- _SUPPLIED RECORDS_
BEGIN

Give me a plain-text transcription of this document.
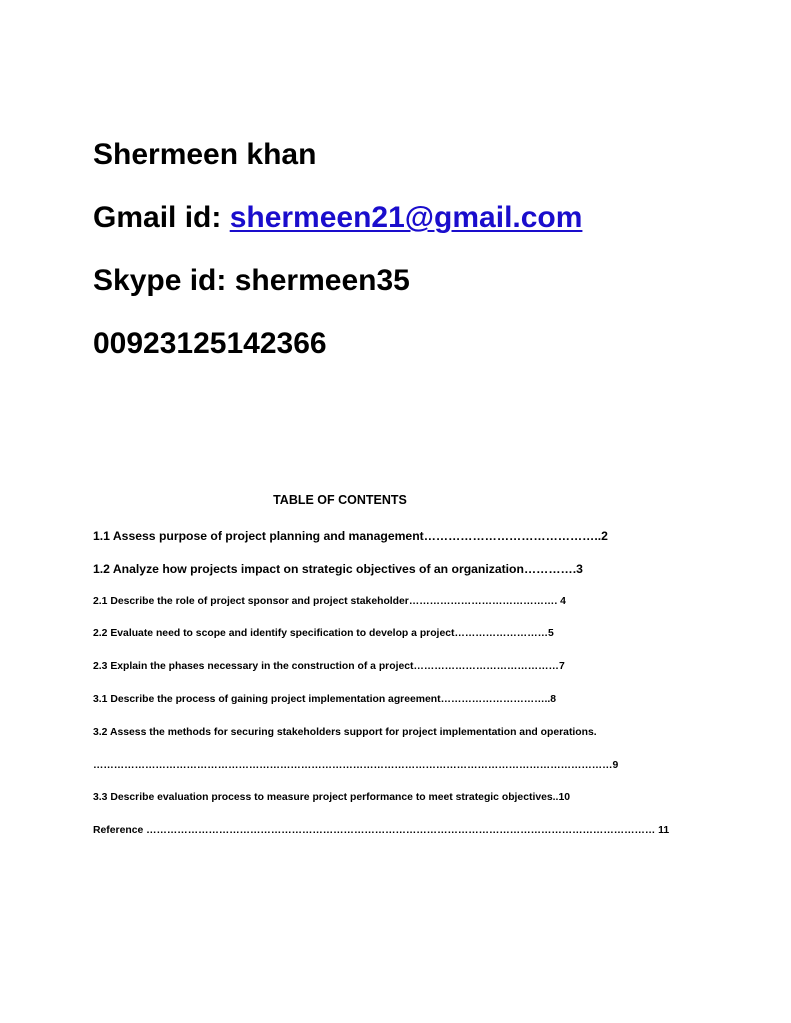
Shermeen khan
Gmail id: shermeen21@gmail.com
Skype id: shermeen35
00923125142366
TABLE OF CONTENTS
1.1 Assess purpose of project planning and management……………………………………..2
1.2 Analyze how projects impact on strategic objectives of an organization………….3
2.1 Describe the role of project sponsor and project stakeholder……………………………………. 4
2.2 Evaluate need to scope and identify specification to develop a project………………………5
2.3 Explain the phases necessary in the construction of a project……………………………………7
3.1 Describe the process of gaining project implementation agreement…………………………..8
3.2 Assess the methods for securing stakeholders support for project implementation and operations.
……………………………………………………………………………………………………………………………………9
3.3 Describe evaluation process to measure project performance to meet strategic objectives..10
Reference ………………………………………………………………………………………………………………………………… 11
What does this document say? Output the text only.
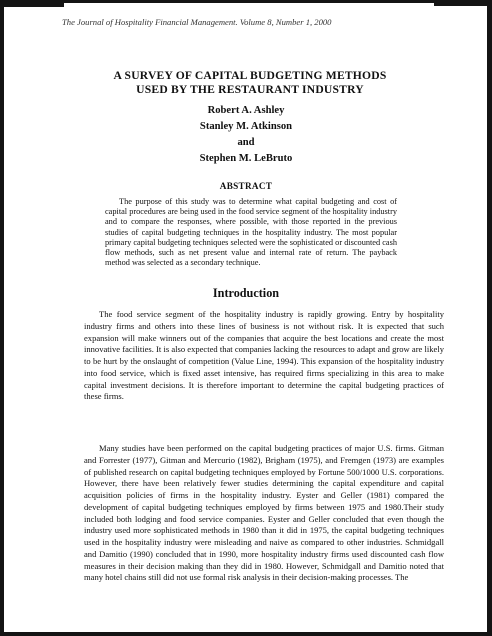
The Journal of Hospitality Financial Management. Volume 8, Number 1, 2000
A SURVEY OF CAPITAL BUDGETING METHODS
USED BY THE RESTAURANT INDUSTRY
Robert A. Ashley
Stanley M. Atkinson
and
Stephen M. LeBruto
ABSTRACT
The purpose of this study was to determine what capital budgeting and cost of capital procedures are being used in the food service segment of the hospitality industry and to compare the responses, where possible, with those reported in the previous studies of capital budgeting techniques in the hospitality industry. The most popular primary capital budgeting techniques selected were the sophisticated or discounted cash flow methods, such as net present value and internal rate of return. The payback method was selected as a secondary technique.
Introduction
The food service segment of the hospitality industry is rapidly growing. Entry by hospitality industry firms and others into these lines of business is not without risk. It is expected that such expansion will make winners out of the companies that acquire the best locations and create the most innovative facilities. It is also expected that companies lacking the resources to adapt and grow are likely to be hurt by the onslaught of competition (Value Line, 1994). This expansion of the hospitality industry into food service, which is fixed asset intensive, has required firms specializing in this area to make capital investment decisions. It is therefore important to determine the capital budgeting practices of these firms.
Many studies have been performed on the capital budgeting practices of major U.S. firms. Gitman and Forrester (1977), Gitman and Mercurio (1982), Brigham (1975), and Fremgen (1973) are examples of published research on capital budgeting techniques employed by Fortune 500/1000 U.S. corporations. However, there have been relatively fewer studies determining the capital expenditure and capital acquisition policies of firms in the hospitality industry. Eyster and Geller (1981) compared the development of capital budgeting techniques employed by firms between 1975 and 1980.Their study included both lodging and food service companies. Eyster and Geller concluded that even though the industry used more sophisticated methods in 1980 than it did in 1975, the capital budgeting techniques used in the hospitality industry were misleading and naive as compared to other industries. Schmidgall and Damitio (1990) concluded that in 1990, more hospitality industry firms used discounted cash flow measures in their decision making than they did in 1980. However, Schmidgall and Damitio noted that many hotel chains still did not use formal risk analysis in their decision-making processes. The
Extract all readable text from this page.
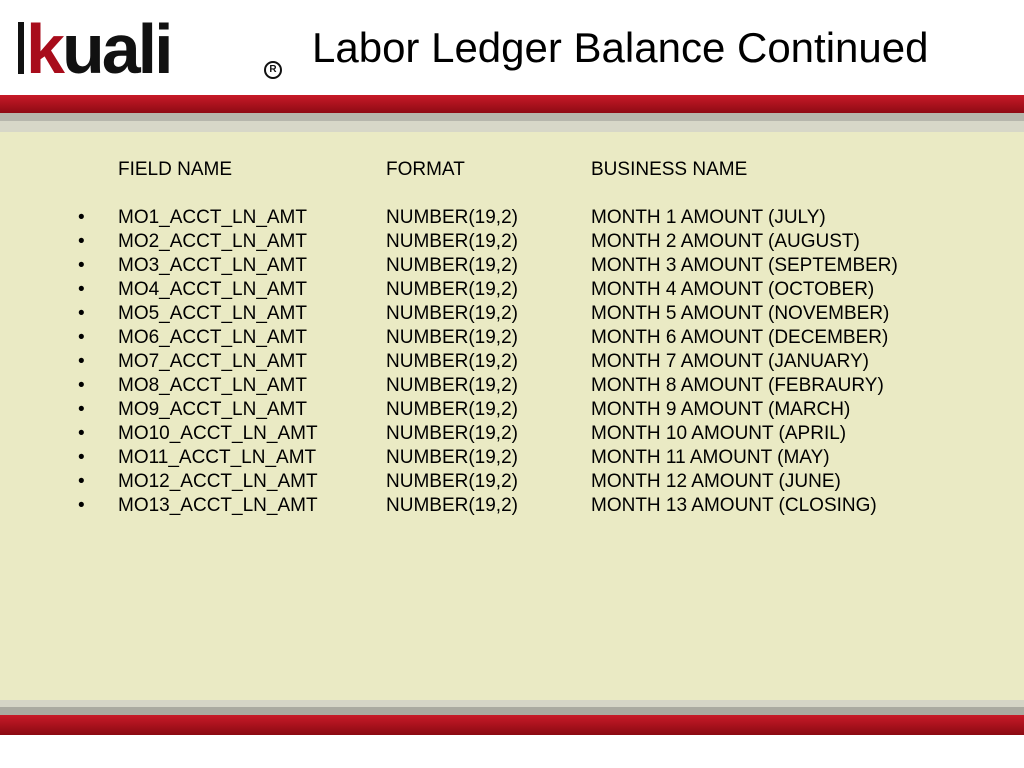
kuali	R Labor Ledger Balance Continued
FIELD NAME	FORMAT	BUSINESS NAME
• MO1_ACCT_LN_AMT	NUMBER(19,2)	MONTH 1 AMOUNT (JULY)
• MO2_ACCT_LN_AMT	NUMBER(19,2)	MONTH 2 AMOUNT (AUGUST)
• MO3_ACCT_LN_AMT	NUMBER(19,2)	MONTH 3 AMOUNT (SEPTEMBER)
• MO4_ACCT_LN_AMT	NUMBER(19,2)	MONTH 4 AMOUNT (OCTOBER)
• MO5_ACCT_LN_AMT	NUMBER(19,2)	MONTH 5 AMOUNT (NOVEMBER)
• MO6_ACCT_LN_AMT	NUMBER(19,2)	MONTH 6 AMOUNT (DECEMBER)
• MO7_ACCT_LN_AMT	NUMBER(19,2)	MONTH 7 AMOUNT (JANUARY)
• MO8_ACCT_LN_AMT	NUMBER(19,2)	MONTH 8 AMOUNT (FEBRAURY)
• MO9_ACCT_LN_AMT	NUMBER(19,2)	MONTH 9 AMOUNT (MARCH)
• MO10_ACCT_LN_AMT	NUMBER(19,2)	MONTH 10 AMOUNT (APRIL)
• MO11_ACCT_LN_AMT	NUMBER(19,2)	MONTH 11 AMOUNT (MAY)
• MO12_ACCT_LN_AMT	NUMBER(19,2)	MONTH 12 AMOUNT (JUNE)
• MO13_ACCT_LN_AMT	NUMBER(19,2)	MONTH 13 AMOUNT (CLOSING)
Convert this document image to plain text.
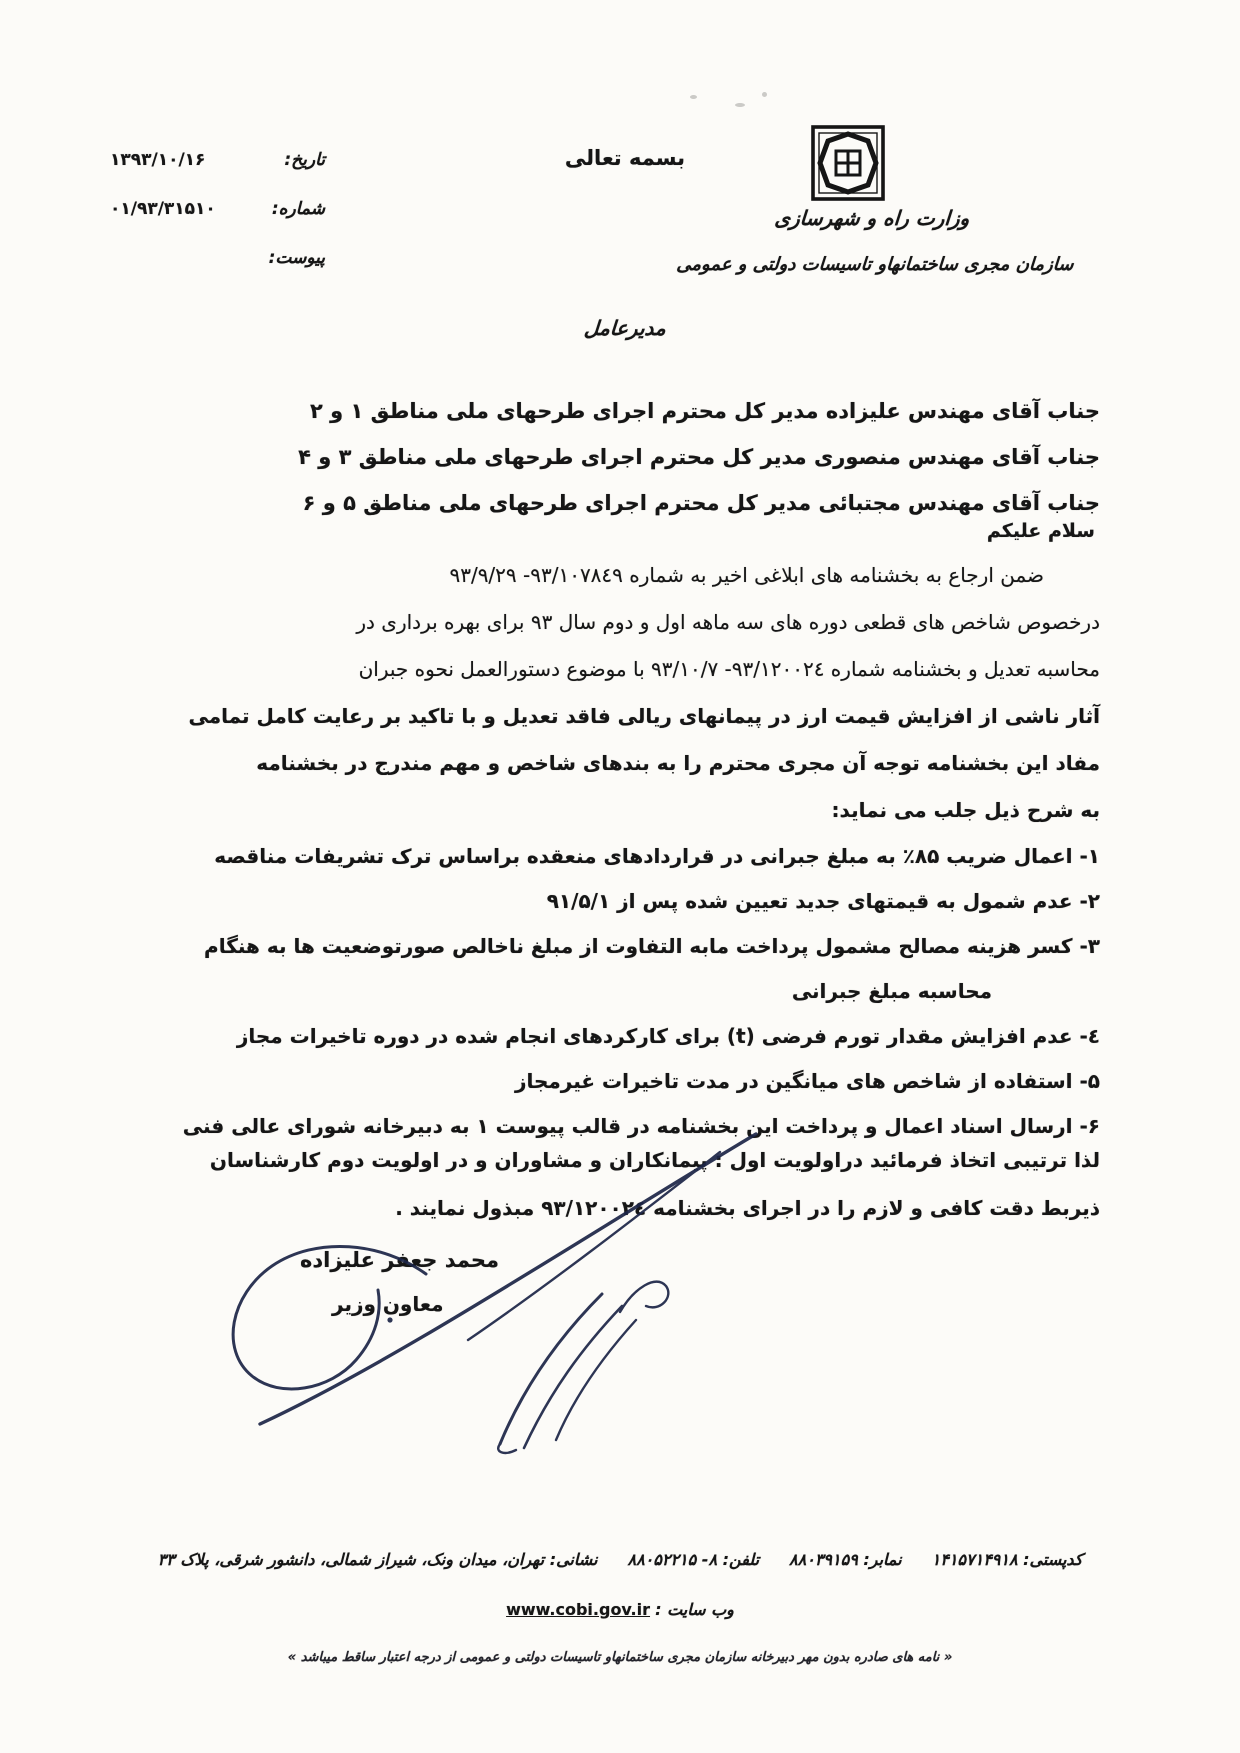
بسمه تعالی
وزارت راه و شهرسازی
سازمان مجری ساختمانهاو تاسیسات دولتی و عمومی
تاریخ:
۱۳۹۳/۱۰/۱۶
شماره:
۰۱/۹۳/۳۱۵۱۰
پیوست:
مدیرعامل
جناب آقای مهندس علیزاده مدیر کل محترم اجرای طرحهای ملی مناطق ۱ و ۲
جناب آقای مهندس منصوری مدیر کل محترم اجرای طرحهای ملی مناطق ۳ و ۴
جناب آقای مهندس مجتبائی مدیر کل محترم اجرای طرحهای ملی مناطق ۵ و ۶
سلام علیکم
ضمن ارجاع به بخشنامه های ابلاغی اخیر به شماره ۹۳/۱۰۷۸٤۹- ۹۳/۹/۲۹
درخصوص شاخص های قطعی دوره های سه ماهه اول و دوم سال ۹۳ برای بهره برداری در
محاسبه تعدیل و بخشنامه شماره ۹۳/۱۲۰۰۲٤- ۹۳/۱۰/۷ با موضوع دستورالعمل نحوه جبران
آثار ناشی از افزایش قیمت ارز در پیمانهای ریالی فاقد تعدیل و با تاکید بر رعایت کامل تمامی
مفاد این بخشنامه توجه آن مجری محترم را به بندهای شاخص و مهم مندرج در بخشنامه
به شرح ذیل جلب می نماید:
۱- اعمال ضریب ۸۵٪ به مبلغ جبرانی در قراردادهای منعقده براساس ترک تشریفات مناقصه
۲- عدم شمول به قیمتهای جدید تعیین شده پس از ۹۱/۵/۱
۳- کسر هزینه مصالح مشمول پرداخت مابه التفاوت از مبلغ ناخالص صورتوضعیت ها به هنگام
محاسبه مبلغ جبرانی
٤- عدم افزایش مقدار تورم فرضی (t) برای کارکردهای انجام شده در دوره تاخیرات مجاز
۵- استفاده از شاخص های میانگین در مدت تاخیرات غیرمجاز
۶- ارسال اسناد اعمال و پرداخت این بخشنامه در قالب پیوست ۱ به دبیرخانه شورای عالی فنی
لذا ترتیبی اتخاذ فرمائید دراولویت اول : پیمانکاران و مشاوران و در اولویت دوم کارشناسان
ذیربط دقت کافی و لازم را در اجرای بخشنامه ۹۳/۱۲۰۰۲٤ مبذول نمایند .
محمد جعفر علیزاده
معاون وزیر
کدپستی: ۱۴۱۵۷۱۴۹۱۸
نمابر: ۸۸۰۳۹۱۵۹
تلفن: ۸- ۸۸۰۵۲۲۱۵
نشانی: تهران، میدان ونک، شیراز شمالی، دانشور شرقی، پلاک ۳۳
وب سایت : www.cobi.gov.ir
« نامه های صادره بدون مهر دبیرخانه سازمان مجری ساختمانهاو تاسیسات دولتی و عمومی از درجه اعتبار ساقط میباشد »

END

- _JOB_
Every line above should be repeated exactly; pictures stay out of the copy.

- _RESULT OF THIS TASK_
Give me a plain-text transcription of this document.
Shermeen khan
Gmail id: shermeen21@gmail.com
Skype id: shermeen35
00923125142366
TABLE OF CONTENTS
1.1 Assess purpose of project planning and management……………………………………..2
1.2 Analyze how projects impact on strategic objectives of an organization………….3
2.1 Describe the role of project sponsor and project stakeholder……………………………………. 4
2.2 Evaluate need to scope and identify specification to develop a project………………………5
2.3 Explain the phases necessary in the construction of a project……………………………………7
3.1 Describe the process of gaining project implementation agreement…………………………..8
3.2 Assess the methods for securing stakeholders support for project implementation and operations.
……………………………………………………………………………………………………………………………………9
3.3 Describe evaluation process to measure project performance to meet strategic objectives..10
Reference ………………………………………………………………………………………………………………………………… 11
What does this document say? Output the text only.
The Journal of Hospitality Financial Management. Volume 8, Number 1, 2000
A SURVEY OF CAPITAL BUDGETING METHODS
USED BY THE RESTAURANT INDUSTRY
Robert A. Ashley
Stanley M. Atkinson
and
Stephen M. LeBruto
ABSTRACT
The purpose of this study was to determine what capital budgeting and cost of capital procedures are being used in the food service segment of the hospitality industry and to compare the responses, where possible, with those reported in the previous studies of capital budgeting techniques in the hospitality industry. The most popular primary capital budgeting techniques selected were the sophisticated or discounted cash flow methods, such as net present value and internal rate of return. The payback method was selected as a secondary technique.
Introduction
The food service segment of the hospitality industry is rapidly growing. Entry by hospitality industry firms and others into these lines of business is not without risk. It is expected that such expansion will make winners out of the companies that acquire the best locations and create the most innovative facilities. It is also expected that companies lacking the resources to adapt and grow are likely to be hurt by the onslaught of competition (Value Line, 1994). This expansion of the hospitality industry into food service, which is fixed asset intensive, has required firms specializing in this area to make capital investment decisions. It is therefore important to determine the capital budgeting practices of these firms.
Many studies have been performed on the capital budgeting practices of major U.S. firms. Gitman and Forrester (1977), Gitman and Mercurio (1982), Brigham (1975), and Fremgen (1973) are examples of published research on capital budgeting techniques employed by Fortune 500/1000 U.S. corporations. However, there have been relatively fewer studies determining the capital expenditure and capital acquisition policies of firms in the hospitality industry. Eyster and Geller (1981) compared the development of capital budgeting techniques employed by firms between 1975 and 1980.Their study included both lodging and food service companies. Eyster and Geller concluded that even though the industry used more sophisticated methods in 1980 than it did in 1975, the capital budgeting techniques used in the hospitality industry were misleading and naive as compared to other industries. Schmidgall and Damitio (1990) concluded that in 1990, more hospitality industry firms used discounted cash flow measures in their decision making than they did in 1980. However, Schmidgall and Damitio noted that many hotel chains still did not use formal risk analysis in their decision-making processes. The
Extract all readable text from this page.
kuali	R Labor Ledger Balance Continued
FIELD NAME	FORMAT	BUSINESS NAME
• MO1_ACCT_LN_AMT	NUMBER(19,2)	MONTH 1 AMOUNT (JULY)
• MO2_ACCT_LN_AMT	NUMBER(19,2)	MONTH 2 AMOUNT (AUGUST)
• MO3_ACCT_LN_AMT	NUMBER(19,2)	MONTH 3 AMOUNT (SEPTEMBER)
• MO4_ACCT_LN_AMT	NUMBER(19,2)	MONTH 4 AMOUNT (OCTOBER)
• MO5_ACCT_LN_AMT	NUMBER(19,2)	MONTH 5 AMOUNT (NOVEMBER)
• MO6_ACCT_LN_AMT	NUMBER(19,2)	MONTH 6 AMOUNT (DECEMBER)
• MO7_ACCT_LN_AMT	NUMBER(19,2)	MONTH 7 AMOUNT (JANUARY)
• MO8_ACCT_LN_AMT	NUMBER(19,2)	MONTH 8 AMOUNT (FEBRAURY)
• MO9_ACCT_LN_AMT	NUMBER(19,2)	MONTH 9 AMOUNT (MARCH)
• MO10_ACCT_LN_AMT	NUMBER(19,2)	MONTH 10 AMOUNT (APRIL)
• MO11_ACCT_LN_AMT	NUMBER(19,2)	MONTH 11 AMOUNT (MAY)
• MO12_ACCT_LN_AMT	NUMBER(19,2)	MONTH 12 AMOUNT (JUNE)
• MO13_ACCT_LN_AMT	NUMBER(19,2)	MONTH 13 AMOUNT (CLOSING)
Convert this document image to plain text.
بسمه تعالی
وزارت راه و شهرسازی
سازمان مجری ساختمانهاو تاسیسات دولتی و عمومی
تاریخ:
۱۳۹۳/۱۰/۱۶
شماره:
۰۱/۹۳/۳۱۵۱۰
پیوست:
مدیرعامل
جناب آقای مهندس علیزاده مدیر کل محترم اجرای طرحهای ملی مناطق ۱ و ۲
جناب آقای مهندس منصوری مدیر کل محترم اجرای طرحهای ملی مناطق ۳ و ۴
جناب آقای مهندس مجتبائی مدیر کل محترم اجرای طرحهای ملی مناطق ۵ و ۶
سلام علیکم
ضمن ارجاع به بخشنامه های ابلاغی اخیر به شماره ۹۳/۱۰۷۸٤۹- ۹۳/۹/۲۹
درخصوص شاخص های قطعی دوره های سه ماهه اول و دوم سال ۹۳ برای بهره برداری در
محاسبه تعدیل و بخشنامه شماره ۹۳/۱۲۰۰۲٤- ۹۳/۱۰/۷ با موضوع دستورالعمل نحوه جبران
آثار ناشی از افزایش قیمت ارز در پیمانهای ریالی فاقد تعدیل و با تاکید بر رعایت کامل تمامی
مفاد این بخشنامه توجه آن مجری محترم را به بندهای شاخص و مهم مندرج در بخشنامه
به شرح ذیل جلب می نماید:
۱- اعمال ضریب ۸۵٪ به مبلغ جبرانی در قراردادهای منعقده براساس ترک تشریفات مناقصه
۲- عدم شمول به قیمتهای جدید تعیین شده پس از ۹۱/۵/۱
۳- کسر هزینه مصالح مشمول پرداخت مابه التفاوت از مبلغ ناخالص صورتوضعیت ها به هنگام
محاسبه مبلغ جبرانی
٤- عدم افزایش مقدار تورم فرضی (t) برای کارکردهای انجام شده در دوره تاخیرات مجاز
۵- استفاده از شاخص های میانگین در مدت تاخیرات غیرمجاز
۶- ارسال اسناد اعمال و پرداخت این بخشنامه در قالب پیوست ۱ به دبیرخانه شورای عالی فنی
لذا ترتیبی اتخاذ فرمائید دراولویت اول : پیمانکاران و مشاوران و در اولویت دوم کارشناسان
ذیربط دقت کافی و لازم را در اجرای بخشنامه ۹۳/۱۲۰۰۲٤ مبذول نمایند .
محمد جعفر علیزاده
معاون وزیر
کدپستی: ۱۴۱۵۷۱۴۹۱۸
نمابر: ۸۸۰۳۹۱۵۹
تلفن: ۸- ۸۸۰۵۲۲۱۵
نشانی: تهران، میدان ونک، شیراز شمالی، دانشور شرقی، پلاک ۳۳
وب سایت : www.cobi.gov.ir
« نامه های صادره بدون مهر دبیرخانه سازمان مجری ساختمانهاو تاسیسات دولتی و عمومی از درجه اعتبار ساقط میباشد »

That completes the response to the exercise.